* ASSIGNMENT *
The full set of entries below is to be returned unchanged.
□ □ □
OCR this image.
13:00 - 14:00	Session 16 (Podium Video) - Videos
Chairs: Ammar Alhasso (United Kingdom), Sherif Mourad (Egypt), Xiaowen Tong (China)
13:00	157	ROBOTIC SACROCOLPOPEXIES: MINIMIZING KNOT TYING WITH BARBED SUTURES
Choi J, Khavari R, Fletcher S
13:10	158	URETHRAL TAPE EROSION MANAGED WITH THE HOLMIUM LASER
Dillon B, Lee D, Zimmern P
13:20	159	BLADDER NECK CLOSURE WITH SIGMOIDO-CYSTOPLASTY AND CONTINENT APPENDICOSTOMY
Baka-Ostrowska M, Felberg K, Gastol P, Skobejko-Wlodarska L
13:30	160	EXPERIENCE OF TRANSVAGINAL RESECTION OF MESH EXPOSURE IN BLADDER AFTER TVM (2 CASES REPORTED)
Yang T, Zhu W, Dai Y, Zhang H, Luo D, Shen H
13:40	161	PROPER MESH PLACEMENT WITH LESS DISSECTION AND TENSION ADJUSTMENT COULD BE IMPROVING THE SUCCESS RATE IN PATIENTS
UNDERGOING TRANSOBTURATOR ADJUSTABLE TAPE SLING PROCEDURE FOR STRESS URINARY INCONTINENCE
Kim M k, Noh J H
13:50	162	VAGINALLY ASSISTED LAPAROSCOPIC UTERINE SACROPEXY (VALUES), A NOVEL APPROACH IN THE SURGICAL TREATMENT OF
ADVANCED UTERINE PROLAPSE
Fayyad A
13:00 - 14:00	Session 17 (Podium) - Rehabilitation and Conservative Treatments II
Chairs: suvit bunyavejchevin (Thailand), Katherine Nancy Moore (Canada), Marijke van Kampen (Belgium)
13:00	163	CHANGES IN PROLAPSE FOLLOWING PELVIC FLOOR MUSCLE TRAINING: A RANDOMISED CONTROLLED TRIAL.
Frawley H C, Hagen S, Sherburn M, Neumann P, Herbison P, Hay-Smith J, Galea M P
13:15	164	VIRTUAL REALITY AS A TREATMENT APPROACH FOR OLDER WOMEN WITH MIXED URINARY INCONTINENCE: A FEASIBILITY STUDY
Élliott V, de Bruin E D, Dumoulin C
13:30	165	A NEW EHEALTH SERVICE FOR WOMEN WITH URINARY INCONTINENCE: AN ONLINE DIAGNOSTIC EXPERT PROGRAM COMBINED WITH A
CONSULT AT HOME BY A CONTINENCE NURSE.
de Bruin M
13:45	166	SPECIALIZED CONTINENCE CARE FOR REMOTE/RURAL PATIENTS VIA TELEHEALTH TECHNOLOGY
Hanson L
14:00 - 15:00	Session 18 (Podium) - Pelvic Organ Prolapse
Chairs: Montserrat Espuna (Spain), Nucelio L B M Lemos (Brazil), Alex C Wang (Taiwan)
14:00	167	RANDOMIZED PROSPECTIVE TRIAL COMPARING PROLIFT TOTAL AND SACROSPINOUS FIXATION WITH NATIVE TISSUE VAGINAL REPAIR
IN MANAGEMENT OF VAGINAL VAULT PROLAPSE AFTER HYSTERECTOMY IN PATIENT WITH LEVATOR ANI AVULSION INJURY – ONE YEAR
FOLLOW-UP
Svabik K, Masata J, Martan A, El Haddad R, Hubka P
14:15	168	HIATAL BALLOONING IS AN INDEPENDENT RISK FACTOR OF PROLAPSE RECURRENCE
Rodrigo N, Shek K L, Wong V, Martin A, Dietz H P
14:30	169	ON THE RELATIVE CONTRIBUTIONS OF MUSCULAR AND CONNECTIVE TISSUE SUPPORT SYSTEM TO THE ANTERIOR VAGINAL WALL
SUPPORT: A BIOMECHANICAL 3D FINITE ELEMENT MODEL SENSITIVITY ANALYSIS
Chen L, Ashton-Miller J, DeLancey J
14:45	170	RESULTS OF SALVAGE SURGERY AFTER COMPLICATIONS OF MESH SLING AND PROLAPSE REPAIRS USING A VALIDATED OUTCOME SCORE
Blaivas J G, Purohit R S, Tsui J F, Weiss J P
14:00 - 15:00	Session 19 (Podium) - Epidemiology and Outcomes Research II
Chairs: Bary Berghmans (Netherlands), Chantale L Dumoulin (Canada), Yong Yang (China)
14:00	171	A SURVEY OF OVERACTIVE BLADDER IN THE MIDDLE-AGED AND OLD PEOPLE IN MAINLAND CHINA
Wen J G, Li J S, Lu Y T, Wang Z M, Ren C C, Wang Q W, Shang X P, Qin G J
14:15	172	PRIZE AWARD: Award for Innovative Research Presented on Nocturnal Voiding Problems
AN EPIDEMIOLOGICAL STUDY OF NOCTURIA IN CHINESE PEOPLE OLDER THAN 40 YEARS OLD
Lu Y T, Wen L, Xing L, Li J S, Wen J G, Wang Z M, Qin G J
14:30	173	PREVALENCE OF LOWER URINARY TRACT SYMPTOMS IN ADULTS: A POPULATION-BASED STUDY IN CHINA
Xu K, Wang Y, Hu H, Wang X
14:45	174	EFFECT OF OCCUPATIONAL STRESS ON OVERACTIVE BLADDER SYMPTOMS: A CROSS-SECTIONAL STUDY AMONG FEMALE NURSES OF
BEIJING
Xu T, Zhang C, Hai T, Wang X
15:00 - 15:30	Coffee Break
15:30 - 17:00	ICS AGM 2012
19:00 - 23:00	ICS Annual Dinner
□ □ □
* REPLY *
OCR this image.
13:00 - 14:00	Session 16 (Podium Video) - Videos
Chairs: Ammar Alhasso (United Kingdom), Sherif Mourad (Egypt), Xiaowen Tong (China)
13:00	157	ROBOTIC SACROCOLPOPEXIES: MINIMIZING KNOT TYING WITH BARBED SUTURES
Choi J, Khavari R, Fletcher S
13:10	158	URETHRAL TAPE EROSION MANAGED WITH THE HOLMIUM LASER
Dillon B, Lee D, Zimmern P
13:20	159	BLADDER NECK CLOSURE WITH SIGMOIDO-CYSTOPLASTY AND CONTINENT APPENDICOSTOMY
Baka-Ostrowska M, Felberg K, Gastol P, Skobejko-Wlodarska L
13:30	160	EXPERIENCE OF TRANSVAGINAL RESECTION OF MESH EXPOSURE IN BLADDER AFTER TVM (2 CASES REPORTED)
Yang T, Zhu W, Dai Y, Zhang H, Luo D, Shen H
13:40	161	PROPER MESH PLACEMENT WITH LESS DISSECTION AND TENSION ADJUSTMENT COULD BE IMPROVING THE SUCCESS RATE IN PATIENTS
UNDERGOING TRANSOBTURATOR ADJUSTABLE TAPE SLING PROCEDURE FOR STRESS URINARY INCONTINENCE
Kim M k, Noh J H
13:50	162	VAGINALLY ASSISTED LAPAROSCOPIC UTERINE SACROPEXY (VALUES), A NOVEL APPROACH IN THE SURGICAL TREATMENT OF
ADVANCED UTERINE PROLAPSE
Fayyad A
13:00 - 14:00	Session 17 (Podium) - Rehabilitation and Conservative Treatments II
Chairs: suvit bunyavejchevin (Thailand), Katherine Nancy Moore (Canada), Marijke van Kampen (Belgium)
13:00	163	CHANGES IN PROLAPSE FOLLOWING PELVIC FLOOR MUSCLE TRAINING: A RANDOMISED CONTROLLED TRIAL.
Frawley H C, Hagen S, Sherburn M, Neumann P, Herbison P, Hay-Smith J, Galea M P
13:15	164	VIRTUAL REALITY AS A TREATMENT APPROACH FOR OLDER WOMEN WITH MIXED URINARY INCONTINENCE: A FEASIBILITY STUDY
Élliott V, de Bruin E D, Dumoulin C
13:30	165	A NEW EHEALTH SERVICE FOR WOMEN WITH URINARY INCONTINENCE: AN ONLINE DIAGNOSTIC EXPERT PROGRAM COMBINED WITH A
CONSULT AT HOME BY A CONTINENCE NURSE.
de Bruin M
13:45	166	SPECIALIZED CONTINENCE CARE FOR REMOTE/RURAL PATIENTS VIA TELEHEALTH TECHNOLOGY
Hanson L
14:00 - 15:00	Session 18 (Podium) - Pelvic Organ Prolapse
Chairs: Montserrat Espuna (Spain), Nucelio L B M Lemos (Brazil), Alex C Wang (Taiwan)
14:00	167	RANDOMIZED PROSPECTIVE TRIAL COMPARING PROLIFT TOTAL AND SACROSPINOUS FIXATION WITH NATIVE TISSUE VAGINAL REPAIR
IN MANAGEMENT OF VAGINAL VAULT PROLAPSE AFTER HYSTERECTOMY IN PATIENT WITH LEVATOR ANI AVULSION INJURY – ONE YEAR
FOLLOW-UP
Svabik K, Masata J, Martan A, El Haddad R, Hubka P
14:15	168	HIATAL BALLOONING IS AN INDEPENDENT RISK FACTOR OF PROLAPSE RECURRENCE
Rodrigo N, Shek K L, Wong V, Martin A, Dietz H P
14:30	169	ON THE RELATIVE CONTRIBUTIONS OF MUSCULAR AND CONNECTIVE TISSUE SUPPORT SYSTEM TO THE ANTERIOR VAGINAL WALL
SUPPORT: A BIOMECHANICAL 3D FINITE ELEMENT MODEL SENSITIVITY ANALYSIS
Chen L, Ashton-Miller J, DeLancey J
14:45	170	RESULTS OF SALVAGE SURGERY AFTER COMPLICATIONS OF MESH SLING AND PROLAPSE REPAIRS USING A VALIDATED OUTCOME SCORE
Blaivas J G, Purohit R S, Tsui J F, Weiss J P
14:00 - 15:00	Session 19 (Podium) - Epidemiology and Outcomes Research II
Chairs: Bary Berghmans (Netherlands), Chantale L Dumoulin (Canada), Yong Yang (China)
14:00	171	A SURVEY OF OVERACTIVE BLADDER IN THE MIDDLE-AGED AND OLD PEOPLE IN MAINLAND CHINA
Wen J G, Li J S, Lu Y T, Wang Z M, Ren C C, Wang Q W, Shang X P, Qin G J
14:15	172	PRIZE AWARD: Award for Innovative Research Presented on Nocturnal Voiding Problems
AN EPIDEMIOLOGICAL STUDY OF NOCTURIA IN CHINESE PEOPLE OLDER THAN 40 YEARS OLD
Lu Y T, Wen L, Xing L, Li J S, Wen J G, Wang Z M, Qin G J
14:30	173	PREVALENCE OF LOWER URINARY TRACT SYMPTOMS IN ADULTS: A POPULATION-BASED STUDY IN CHINA
Xu K, Wang Y, Hu H, Wang X
14:45	174	EFFECT OF OCCUPATIONAL STRESS ON OVERACTIVE BLADDER SYMPTOMS: A CROSS-SECTIONAL STUDY AMONG FEMALE NURSES OF
BEIJING
Xu T, Zhang C, Hai T, Wang X
15:00 - 15:30	Coffee Break
15:30 - 17:00	ICS AGM 2012
19:00 - 23:00	ICS Annual Dinner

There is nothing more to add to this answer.